━━━ MATERIAL FOR THIS EXERCISE ━━━

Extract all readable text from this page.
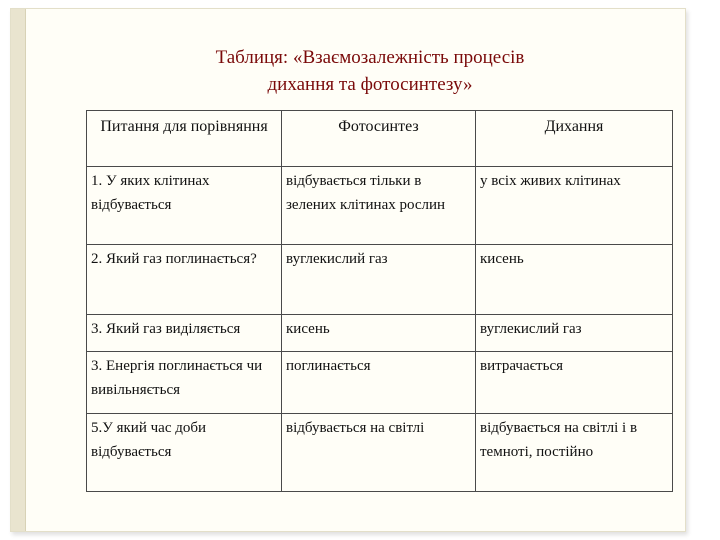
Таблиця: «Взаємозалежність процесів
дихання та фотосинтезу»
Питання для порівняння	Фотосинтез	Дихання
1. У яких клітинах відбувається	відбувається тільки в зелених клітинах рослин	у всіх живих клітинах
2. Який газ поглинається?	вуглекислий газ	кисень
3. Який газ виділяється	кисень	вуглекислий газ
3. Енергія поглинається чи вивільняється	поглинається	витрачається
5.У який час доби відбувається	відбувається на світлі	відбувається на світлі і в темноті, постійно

━━━
━━━ MATERIAL FOR THIS EXERCISE ━━━

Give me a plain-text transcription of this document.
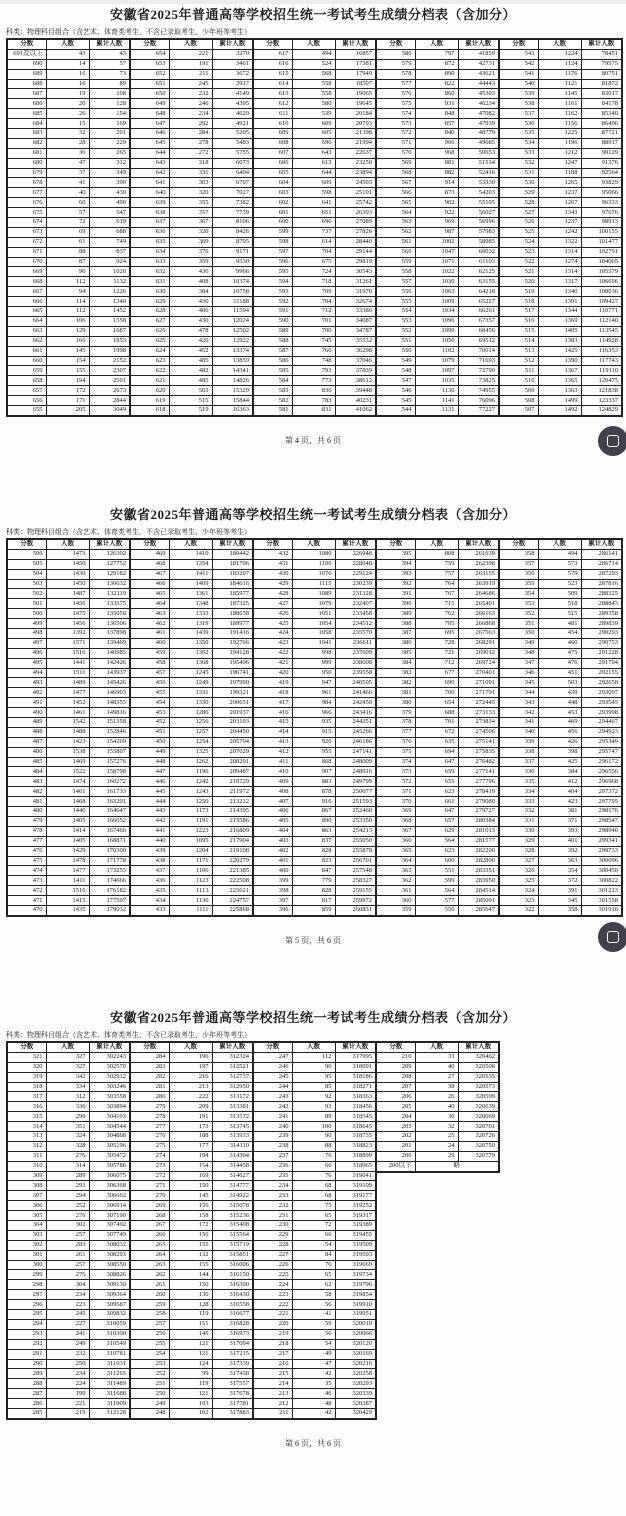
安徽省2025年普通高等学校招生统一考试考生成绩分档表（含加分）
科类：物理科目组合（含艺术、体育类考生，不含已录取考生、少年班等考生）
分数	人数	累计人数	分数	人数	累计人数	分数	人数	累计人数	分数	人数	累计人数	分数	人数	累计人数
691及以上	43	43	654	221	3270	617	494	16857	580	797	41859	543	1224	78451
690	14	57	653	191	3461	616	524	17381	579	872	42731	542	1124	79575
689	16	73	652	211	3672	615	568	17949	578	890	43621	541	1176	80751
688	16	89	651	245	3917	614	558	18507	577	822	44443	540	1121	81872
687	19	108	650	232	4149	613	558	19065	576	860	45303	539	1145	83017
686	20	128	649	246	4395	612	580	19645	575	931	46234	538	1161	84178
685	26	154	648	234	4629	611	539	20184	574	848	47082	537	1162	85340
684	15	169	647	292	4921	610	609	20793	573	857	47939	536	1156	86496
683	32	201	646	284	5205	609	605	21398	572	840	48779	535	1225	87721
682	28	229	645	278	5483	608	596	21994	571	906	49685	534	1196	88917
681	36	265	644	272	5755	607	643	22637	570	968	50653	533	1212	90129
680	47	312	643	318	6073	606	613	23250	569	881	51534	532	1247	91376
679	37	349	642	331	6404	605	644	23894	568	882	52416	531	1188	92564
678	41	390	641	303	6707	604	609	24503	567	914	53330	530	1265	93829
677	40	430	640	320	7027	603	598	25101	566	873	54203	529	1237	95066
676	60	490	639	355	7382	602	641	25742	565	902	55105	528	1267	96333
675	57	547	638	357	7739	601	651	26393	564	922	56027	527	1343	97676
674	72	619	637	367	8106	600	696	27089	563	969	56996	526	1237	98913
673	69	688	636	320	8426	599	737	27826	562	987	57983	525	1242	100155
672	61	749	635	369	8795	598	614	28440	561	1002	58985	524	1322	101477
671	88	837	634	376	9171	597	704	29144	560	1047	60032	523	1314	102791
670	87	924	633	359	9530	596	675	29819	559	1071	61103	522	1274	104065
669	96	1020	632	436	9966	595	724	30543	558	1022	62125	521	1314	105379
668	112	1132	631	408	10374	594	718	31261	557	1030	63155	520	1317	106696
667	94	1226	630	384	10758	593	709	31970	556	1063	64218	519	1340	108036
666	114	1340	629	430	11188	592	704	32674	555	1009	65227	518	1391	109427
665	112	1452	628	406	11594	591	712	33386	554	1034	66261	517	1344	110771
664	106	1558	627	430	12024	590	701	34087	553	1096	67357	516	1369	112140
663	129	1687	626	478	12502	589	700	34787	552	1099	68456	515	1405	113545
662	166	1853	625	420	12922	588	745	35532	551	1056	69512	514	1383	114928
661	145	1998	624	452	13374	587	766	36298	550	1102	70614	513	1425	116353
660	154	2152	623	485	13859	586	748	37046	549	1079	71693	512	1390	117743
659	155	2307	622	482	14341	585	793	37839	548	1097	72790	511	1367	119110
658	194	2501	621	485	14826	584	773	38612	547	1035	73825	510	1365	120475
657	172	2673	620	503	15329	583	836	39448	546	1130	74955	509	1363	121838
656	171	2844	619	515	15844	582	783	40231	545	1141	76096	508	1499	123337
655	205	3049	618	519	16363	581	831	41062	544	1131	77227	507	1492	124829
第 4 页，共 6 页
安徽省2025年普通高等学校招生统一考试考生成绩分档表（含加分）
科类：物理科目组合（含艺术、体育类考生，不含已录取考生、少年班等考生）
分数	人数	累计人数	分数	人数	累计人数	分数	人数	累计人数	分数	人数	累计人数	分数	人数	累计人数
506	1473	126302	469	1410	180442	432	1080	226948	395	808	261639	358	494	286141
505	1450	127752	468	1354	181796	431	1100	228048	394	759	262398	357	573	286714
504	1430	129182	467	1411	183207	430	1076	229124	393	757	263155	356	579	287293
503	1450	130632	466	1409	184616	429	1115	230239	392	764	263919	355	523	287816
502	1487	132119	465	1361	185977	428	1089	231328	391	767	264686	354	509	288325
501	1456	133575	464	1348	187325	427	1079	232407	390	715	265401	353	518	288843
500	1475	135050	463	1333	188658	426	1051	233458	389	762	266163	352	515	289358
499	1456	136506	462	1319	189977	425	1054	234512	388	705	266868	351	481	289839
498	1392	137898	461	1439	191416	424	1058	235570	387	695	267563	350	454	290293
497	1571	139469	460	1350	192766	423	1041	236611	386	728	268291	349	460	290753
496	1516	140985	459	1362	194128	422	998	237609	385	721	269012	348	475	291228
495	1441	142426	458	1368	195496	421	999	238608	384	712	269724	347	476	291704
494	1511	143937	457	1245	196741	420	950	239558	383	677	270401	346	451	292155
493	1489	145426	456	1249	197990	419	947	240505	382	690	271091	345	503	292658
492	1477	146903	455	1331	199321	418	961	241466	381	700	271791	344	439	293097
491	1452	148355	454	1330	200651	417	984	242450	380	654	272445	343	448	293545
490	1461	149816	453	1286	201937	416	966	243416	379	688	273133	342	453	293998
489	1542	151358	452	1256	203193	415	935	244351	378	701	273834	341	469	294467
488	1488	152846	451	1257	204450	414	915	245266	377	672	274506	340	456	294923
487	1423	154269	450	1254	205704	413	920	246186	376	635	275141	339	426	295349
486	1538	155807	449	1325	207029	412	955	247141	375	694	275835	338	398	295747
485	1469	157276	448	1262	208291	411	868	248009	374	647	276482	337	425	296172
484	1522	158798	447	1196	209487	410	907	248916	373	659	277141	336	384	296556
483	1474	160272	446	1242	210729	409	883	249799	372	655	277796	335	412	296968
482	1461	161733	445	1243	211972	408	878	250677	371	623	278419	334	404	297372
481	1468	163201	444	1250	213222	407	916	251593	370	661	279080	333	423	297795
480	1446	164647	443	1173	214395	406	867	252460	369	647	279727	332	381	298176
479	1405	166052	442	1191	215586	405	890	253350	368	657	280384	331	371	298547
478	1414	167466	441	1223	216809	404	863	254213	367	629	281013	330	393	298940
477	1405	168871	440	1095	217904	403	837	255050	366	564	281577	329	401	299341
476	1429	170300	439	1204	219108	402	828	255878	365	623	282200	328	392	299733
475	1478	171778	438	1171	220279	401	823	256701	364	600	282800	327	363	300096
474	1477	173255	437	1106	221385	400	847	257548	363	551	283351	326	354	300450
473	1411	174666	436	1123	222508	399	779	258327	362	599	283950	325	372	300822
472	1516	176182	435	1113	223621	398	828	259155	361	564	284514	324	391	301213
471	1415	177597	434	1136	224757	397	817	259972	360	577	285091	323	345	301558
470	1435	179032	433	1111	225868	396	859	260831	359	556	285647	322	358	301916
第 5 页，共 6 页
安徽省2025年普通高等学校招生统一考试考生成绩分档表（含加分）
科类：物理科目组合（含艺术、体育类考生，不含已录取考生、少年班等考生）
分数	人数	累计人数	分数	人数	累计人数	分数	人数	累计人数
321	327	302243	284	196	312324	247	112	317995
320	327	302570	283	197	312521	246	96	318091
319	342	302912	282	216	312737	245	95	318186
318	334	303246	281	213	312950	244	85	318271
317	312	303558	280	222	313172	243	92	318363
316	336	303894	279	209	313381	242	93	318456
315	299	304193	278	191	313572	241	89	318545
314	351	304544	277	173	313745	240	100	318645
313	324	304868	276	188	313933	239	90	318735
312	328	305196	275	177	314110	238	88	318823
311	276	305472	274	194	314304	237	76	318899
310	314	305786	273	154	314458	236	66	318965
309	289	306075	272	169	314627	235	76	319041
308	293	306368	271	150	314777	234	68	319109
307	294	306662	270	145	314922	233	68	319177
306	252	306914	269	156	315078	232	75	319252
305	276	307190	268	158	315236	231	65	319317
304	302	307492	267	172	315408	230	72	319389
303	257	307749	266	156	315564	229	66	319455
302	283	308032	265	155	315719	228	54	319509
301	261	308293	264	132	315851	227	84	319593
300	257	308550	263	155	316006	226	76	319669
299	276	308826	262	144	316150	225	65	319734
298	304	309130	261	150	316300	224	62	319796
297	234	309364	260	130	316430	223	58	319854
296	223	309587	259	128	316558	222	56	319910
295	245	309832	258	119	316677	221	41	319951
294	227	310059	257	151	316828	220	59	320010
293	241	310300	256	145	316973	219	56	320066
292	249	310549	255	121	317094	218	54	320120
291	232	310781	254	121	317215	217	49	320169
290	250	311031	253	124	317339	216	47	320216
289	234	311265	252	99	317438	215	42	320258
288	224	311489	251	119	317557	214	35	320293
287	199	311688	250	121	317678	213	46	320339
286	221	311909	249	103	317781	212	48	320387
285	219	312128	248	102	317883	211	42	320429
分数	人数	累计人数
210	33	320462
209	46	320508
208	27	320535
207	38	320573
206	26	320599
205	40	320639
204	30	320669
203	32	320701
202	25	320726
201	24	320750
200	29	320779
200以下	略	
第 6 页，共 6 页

━━━

## WRITTEN TASK
Search the entries for the word "кисень" and pick out every line that holds it.

## WRITTEN ANSWER
2. Який газ поглинається?	вуглекислий газ	кисень
3. Який газ виділяється	кисень	вуглекислий газ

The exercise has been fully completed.